EXERCISE INSTRUCTIONS
Copy every line from the records below that holds the word "السفيه".

*-*-*

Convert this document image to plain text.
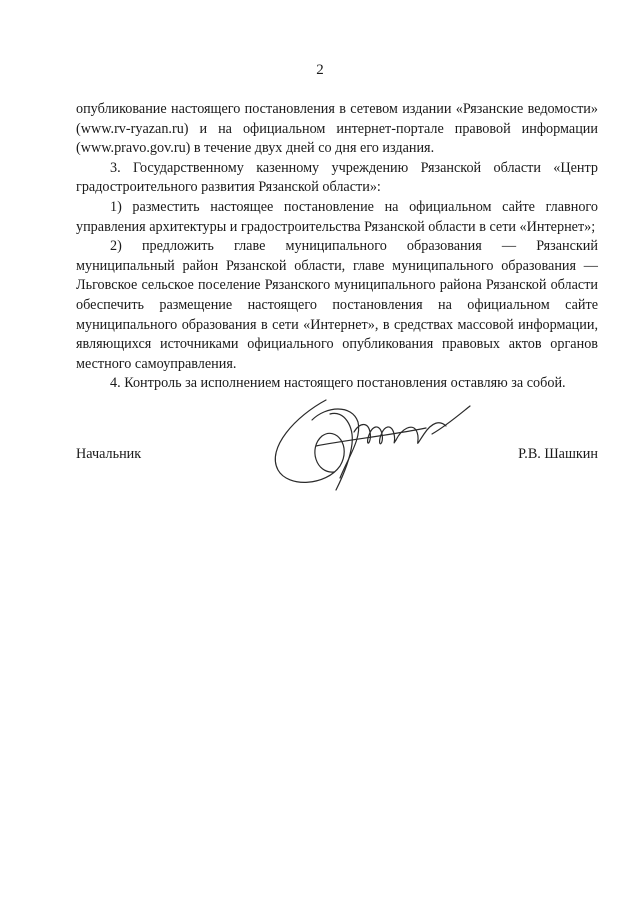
2

опубликование настоящего постановления в сетевом издании «Рязанские ведомости» (www.rv-ryazan.ru) и на официальном интернет-портале правовой информации (www.pravo.gov.ru) в течение двух дней со дня его издания.

3. Государственному казенному учреждению Рязанской области «Центр градостроительного развития Рязанской области»:

1) разместить настоящее постановление на официальном сайте главного управления архитектуры и градостроительства Рязанской области в сети «Интернет»;

2) предложить главе муниципального образования — Рязанский муниципальный район Рязанской области, главе муниципального образования — Льговское сельское поселение Рязанского муниципального района Рязанской области обеспечить размещение настоящего постановления на официальном сайте муниципального образования в сети «Интернет», в средствах массовой информации, являющихся источниками официального опубликования правовых актов органов местного самоуправления.

4. Контроль за исполнением настоящего постановления оставляю за собой.

Начальник	Р.В. Шашкин
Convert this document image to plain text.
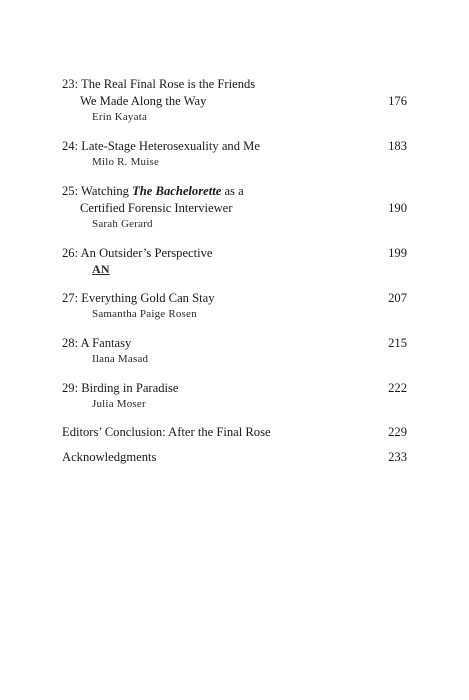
23: The Real Final Rose is the Friends
We Made Along the Way	176
Erin Kayata
24: Late-Stage Heterosexuality and Me	183
Milo R. Muise
25: Watching The Bachelorette as a
Certified Forensic Interviewer	190
Sarah Gerard
26: An Outsider’s Perspective	199
AN
27: Everything Gold Can Stay	207
Samantha Paige Rosen
28: A Fantasy	215
Ilana Masad
29: Birding in Paradise	222
Julia Moser
Editors’ Conclusion: After the Final Rose	229
Acknowledgments	233
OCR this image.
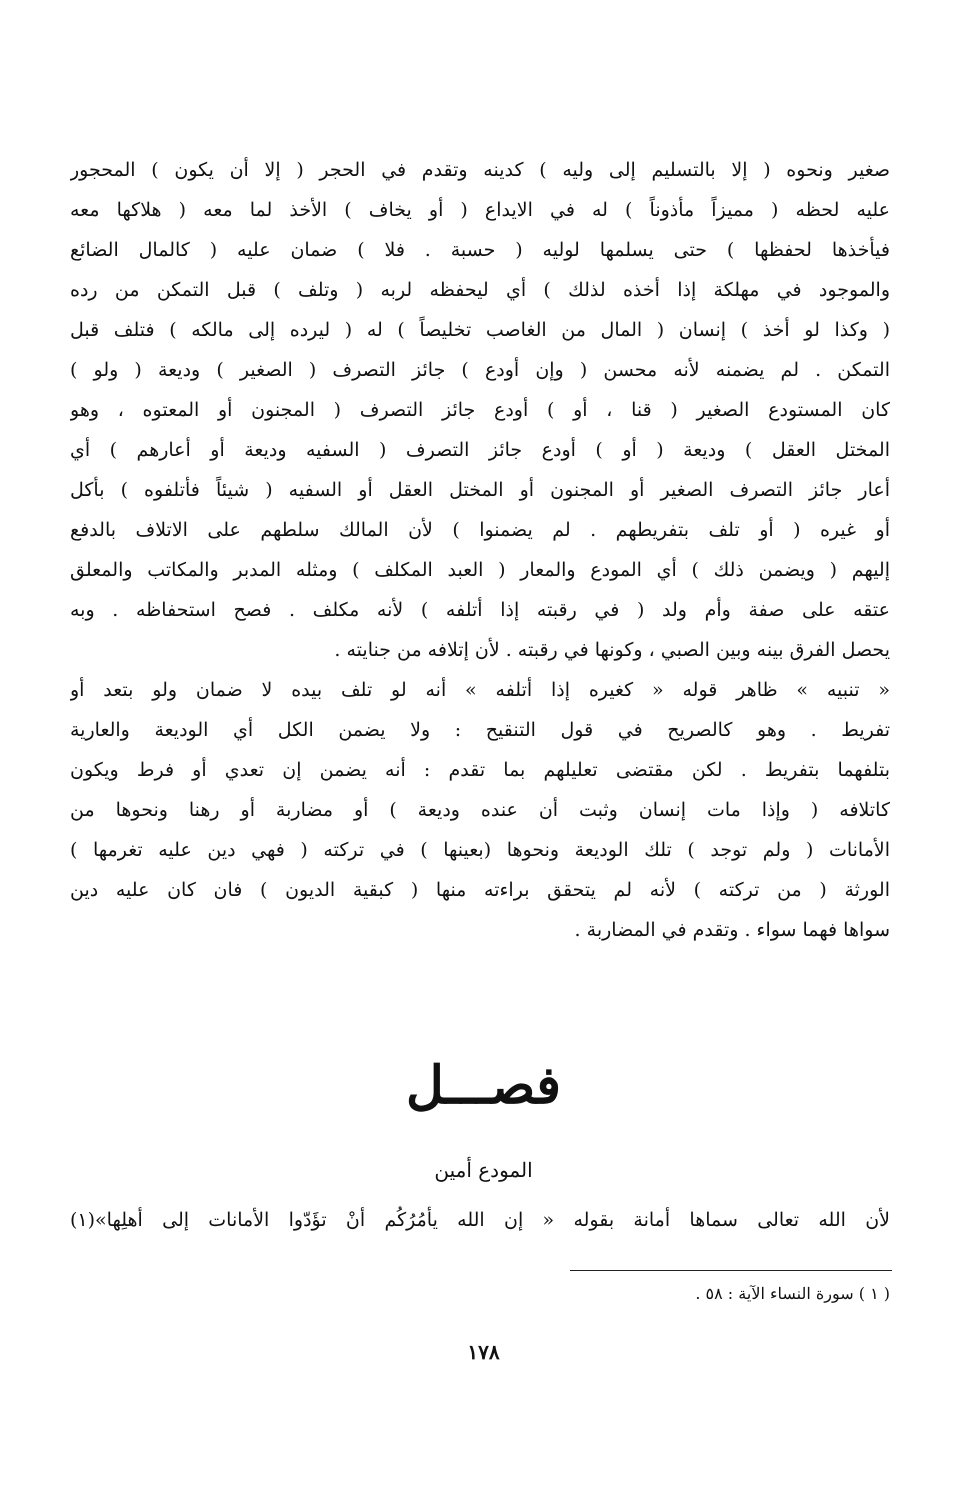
صغير ونحوه ( إلا بالتسليم إلى وليه ) كدينه وتقدم في الحجر ( إلا أن يكون ) المحجور
عليه لحظه ( مميزاً مأذوناً ) له في الايداع ( أو يخاف ) الأخذ لما معه ( هلاكها معه
فيأخذها لحفظها ) حتى يسلمها لوليه ( حسبة . فلا ) ضمان عليه ( كالمال الضائع
والموجود في مهلكة إذا أخذه لذلك ) أي ليحفظه لربه ( وتلف ) قبل التمكن من رده
( وكذا لو أخذ ) إنسان ( المال من الغاصب تخليصاً ) له ( ليرده إلى مالكه ) فتلف قبل
التمكن . لم يضمنه لأنه محسن ( وإن أودع ) جائز التصرف ( الصغير ) وديعة ( ولو )
كان المستودع الصغير ( قنا ، أو ) أودع جائز التصرف ( المجنون أو المعتوه ، وهو
المختل العقل ) وديعة ( أو ) أودع جائز التصرف ( السفيه وديعة أو أعارهم ) أي
أعار جائز التصرف الصغير أو المجنون أو المختل العقل أو السفيه ( شيئاً فأتلفوه ) بأكل
أو غيره ( أو تلف بتفريطهم . لم يضمنوا ) لأن المالك سلطهم على الاتلاف بالدفع
إليهم ( ويضمن ذلك ) أي المودع والمعار ( العبد المكلف ) ومثله المدبر والمكاتب والمعلق
عتقه على صفة وأم ولد ( في رقبته إذا أتلفه ) لأنه مكلف . فصح استحفاظه . وبه
يحصل الفرق بينه وبين الصبي ، وكونها في رقبته . لأن إتلافه من جنايته .
« تنبيه » ظاهر قوله « كغيره إذا أتلفه » أنه لو تلف بيده لا ضمان ولو بتعد أو
تفريط . وهو كالصريح في قول التنقيح : ولا يضمن الكل أي الوديعة والعارية
بتلفهما بتفريط . لكن مقتضى تعليلهم بما تقدم : أنه يضمن إن تعدي أو فرط ويكون
كاتلافه ( وإذا مات إنسان وثبت أن عنده وديعة ) أو مضاربة أو رهنا ونحوها من
الأمانات ( ولم توجد ) تلك الوديعة ونحوها (بعينها ) في تركته ( فهي دين عليه تغرمها )
الورثة ( من تركته ) لأنه لم يتحقق براءته منها ( كبقية الديون ) فان كان عليه دين
سواها فهما سواء . وتقدم في المضاربة .
فصـــل
المودع أمين
لأن الله تعالى سماها أمانة بقوله « إن الله يأمُرُكُم أنْ تؤَدّوا الأمانات إلى أهلِها»(١)
( ١ ) سورة النساء الآية : ٥٨ .
١٧٨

*-*-*

ANSWER FOR THE TASK
المختل العقل ) وديعة ( أو ) أودع جائز التصرف ( السفيه وديعة أو أعارهم ) أي
أعار جائز التصرف الصغير أو المجنون أو المختل العقل أو السفيه ( شيئاً فأتلفوه ) بأكل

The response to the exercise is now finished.